Dataset rows about figures

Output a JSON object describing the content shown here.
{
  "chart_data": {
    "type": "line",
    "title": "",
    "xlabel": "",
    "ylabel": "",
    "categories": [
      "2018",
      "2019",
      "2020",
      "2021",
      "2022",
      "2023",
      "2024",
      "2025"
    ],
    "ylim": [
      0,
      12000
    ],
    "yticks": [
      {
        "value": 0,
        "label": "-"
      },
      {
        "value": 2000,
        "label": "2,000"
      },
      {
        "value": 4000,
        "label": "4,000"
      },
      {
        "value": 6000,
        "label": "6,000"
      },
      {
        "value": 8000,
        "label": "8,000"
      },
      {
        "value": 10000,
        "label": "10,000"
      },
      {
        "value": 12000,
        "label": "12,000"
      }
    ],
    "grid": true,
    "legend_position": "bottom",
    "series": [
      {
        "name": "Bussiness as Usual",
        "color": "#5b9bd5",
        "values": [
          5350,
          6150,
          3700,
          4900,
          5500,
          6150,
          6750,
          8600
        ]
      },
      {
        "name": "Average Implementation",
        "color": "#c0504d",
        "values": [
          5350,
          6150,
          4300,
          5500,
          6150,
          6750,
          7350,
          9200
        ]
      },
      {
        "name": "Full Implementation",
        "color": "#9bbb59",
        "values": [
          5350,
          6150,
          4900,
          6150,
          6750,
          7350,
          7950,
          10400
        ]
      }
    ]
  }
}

AIM: Quote the material exactly, leaving nothing out.

SOLUTION FOR THIS PROBLEM:
Output a JSON object describing the content shown here.
{
  "chart_data": {
    "type": "line",
    "title": "",
    "xlabel": "",
    "ylabel": "",
    "categories": [
      "2018",
      "2019",
      "2020",
      "2021",
      "2022",
      "2023",
      "2024",
      "2025"
    ],
    "ylim": [
      0,
      12000
    ],
    "yticks": [
      {
        "value": 0,
        "label": "-"
      },
      {
        "value": 2000,
        "label": "2,000"
      },
      {
        "value": 4000,
        "label": "4,000"
      },
      {
        "value": 6000,
        "label": "6,000"
      },
      {
        "value": 8000,
        "label": "8,000"
      },
      {
        "value": 10000,
        "label": "10,000"
      },
      {
        "value": 12000,
        "label": "12,000"
      }
    ],
    "grid": true,
    "legend_position": "bottom",
    "series": [
      {
        "name": "Bussiness as Usual",
        "color": "#5b9bd5",
        "values": [
          5350,
          6150,
          3700,
          4900,
          5500,
          6150,
          6750,
          8600
        ]
      },
      {
        "name": "Average Implementation",
        "color": "#c0504d",
        "values": [
          5350,
          6150,
          4300,
          5500,
          6150,
          6750,
          7350,
          9200
        ]
      },
      {
        "name": "Full Implementation",
        "color": "#9bbb59",
        "values": [
          5350,
          6150,
          4900,
          6150,
          6750,
          7350,
          7950,
          10400
        ]
      }
    ]
  }
}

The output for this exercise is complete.